**INSTRUCTION:**
Rewrite the entries below with every "interactable" replaced by "clickable" and all other text left unchanged, omitting the pictures.

** BEGIN RECORD EXTRACTS **

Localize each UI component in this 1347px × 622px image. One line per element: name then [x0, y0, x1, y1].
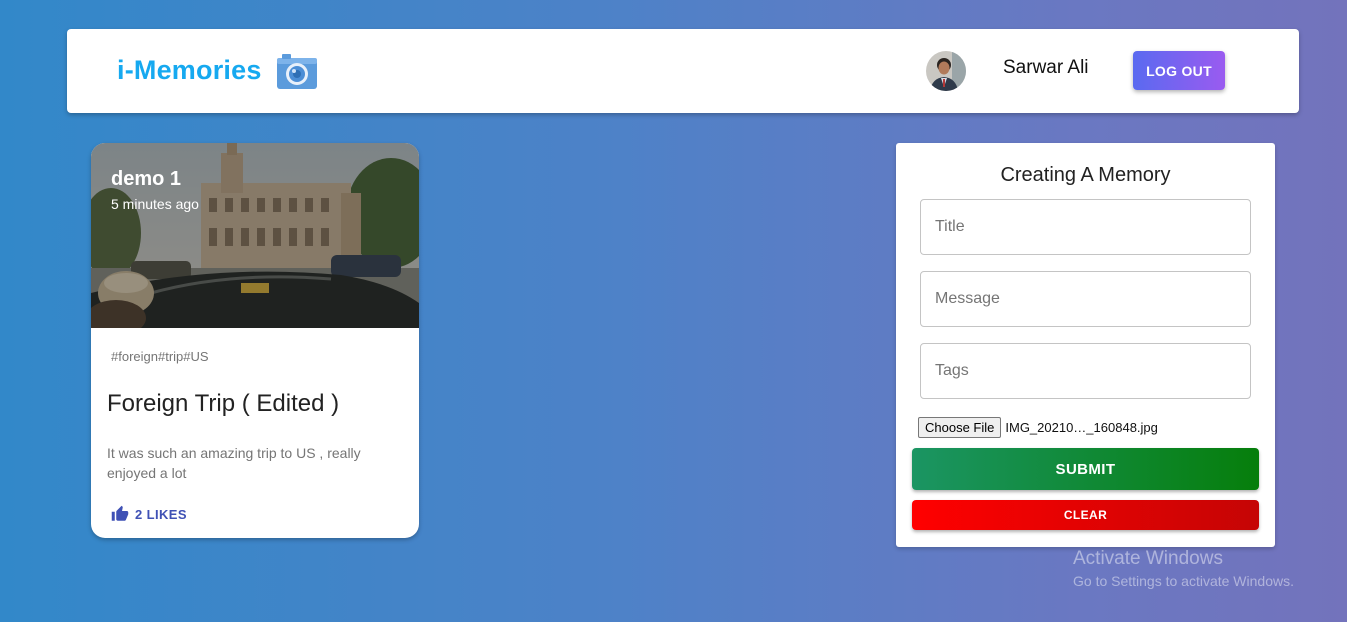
post-message: It was such an amazing trip to US , real… [107, 445, 361, 481]
choose-file-button[interactable]: Choose File [918, 417, 1002, 438]
thumb-up-icon [111, 505, 129, 521]
title-input[interactable] [920, 199, 1251, 255]
activation-watermark-title: Activate Windows [1073, 548, 1223, 569]
post-card: demo 1 5 minutes ago #foreign#trip#US Fo… [91, 143, 419, 538]
app-bar: i-Memories Sarwar Ali LOG OUT [67, 29, 1299, 113]
post-title: Foreign Trip ( Edited ) [107, 390, 340, 417]
logout-button[interactable]: LOG OUT [1133, 51, 1225, 90]
message-input[interactable] [920, 271, 1251, 327]
likes-count: 2 LIKES [135, 506, 187, 522]
file-name: IMG_20210…_160848.jpg [1005, 420, 1158, 435]
avatar [926, 51, 966, 91]
submit-button[interactable]: SUBMIT [912, 448, 1259, 490]
camera-icon [277, 54, 317, 89]
create-memory-form: Creating A Memory Choose File IMG_20210…… [896, 143, 1275, 547]
tags-input[interactable] [920, 343, 1251, 399]
activation-watermark-subtitle: Go to Settings to activate Windows. [1073, 573, 1294, 589]
post-creator: demo 1 [111, 168, 182, 190]
clear-button[interactable]: CLEAR [912, 500, 1259, 530]
post-tags: #foreign#trip#US [111, 349, 209, 364]
post-time: 5 minutes ago [111, 196, 199, 212]
like-button[interactable]: 2 LIKES [111, 505, 187, 523]
form-title: Creating A Memory [1000, 164, 1171, 186]
brand-title[interactable]: i-Memories [117, 55, 262, 86]
file-picker: Choose File IMG_20210…_160848.jpg [918, 417, 1158, 438]
user-name: Sarwar Ali [1003, 57, 1089, 78]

** END RECORD EXTRACTS **

**CORRECT OUTPUT:**
Localize each UI component in this 1347px × 622px image. One line per element: name then [x0, y0, x1, y1].
post-message: It was such an amazing trip to US , real… [107, 445, 361, 481]
choose-file-button[clickable]: Choose File [918, 417, 1002, 438]
thumb-up-icon [111, 505, 129, 521]
title-input[clickable] [920, 199, 1251, 255]
activation-watermark-title: Activate Windows [1073, 548, 1223, 569]
post-card: demo 1 5 minutes ago #foreign#trip#US Fo… [91, 143, 419, 538]
app-bar: i-Memories Sarwar Ali LOG OUT [67, 29, 1299, 113]
post-title: Foreign Trip ( Edited ) [107, 390, 340, 417]
logout-button[clickable]: LOG OUT [1133, 51, 1225, 90]
message-input[clickable] [920, 271, 1251, 327]
likes-count: 2 LIKES [135, 506, 187, 522]
file-name: IMG_20210…_160848.jpg [1005, 420, 1158, 435]
avatar [926, 51, 966, 91]
submit-button[clickable]: SUBMIT [912, 448, 1259, 490]
camera-icon [277, 54, 317, 89]
create-memory-form: Creating A Memory Choose File IMG_20210…… [896, 143, 1275, 547]
tags-input[clickable] [920, 343, 1251, 399]
activation-watermark-subtitle: Go to Settings to activate Windows. [1073, 573, 1294, 589]
post-creator: demo 1 [111, 168, 182, 190]
clear-button[clickable]: CLEAR [912, 500, 1259, 530]
post-tags: #foreign#trip#US [111, 349, 209, 364]
post-time: 5 minutes ago [111, 196, 199, 212]
like-button[clickable]: 2 LIKES [111, 505, 187, 523]
form-title: Creating A Memory [1000, 164, 1171, 186]
brand-title[clickable]: i-Memories [117, 55, 262, 86]
file-picker: Choose File IMG_20210…_160848.jpg [918, 417, 1158, 438]
user-name: Sarwar Ali [1003, 57, 1089, 78]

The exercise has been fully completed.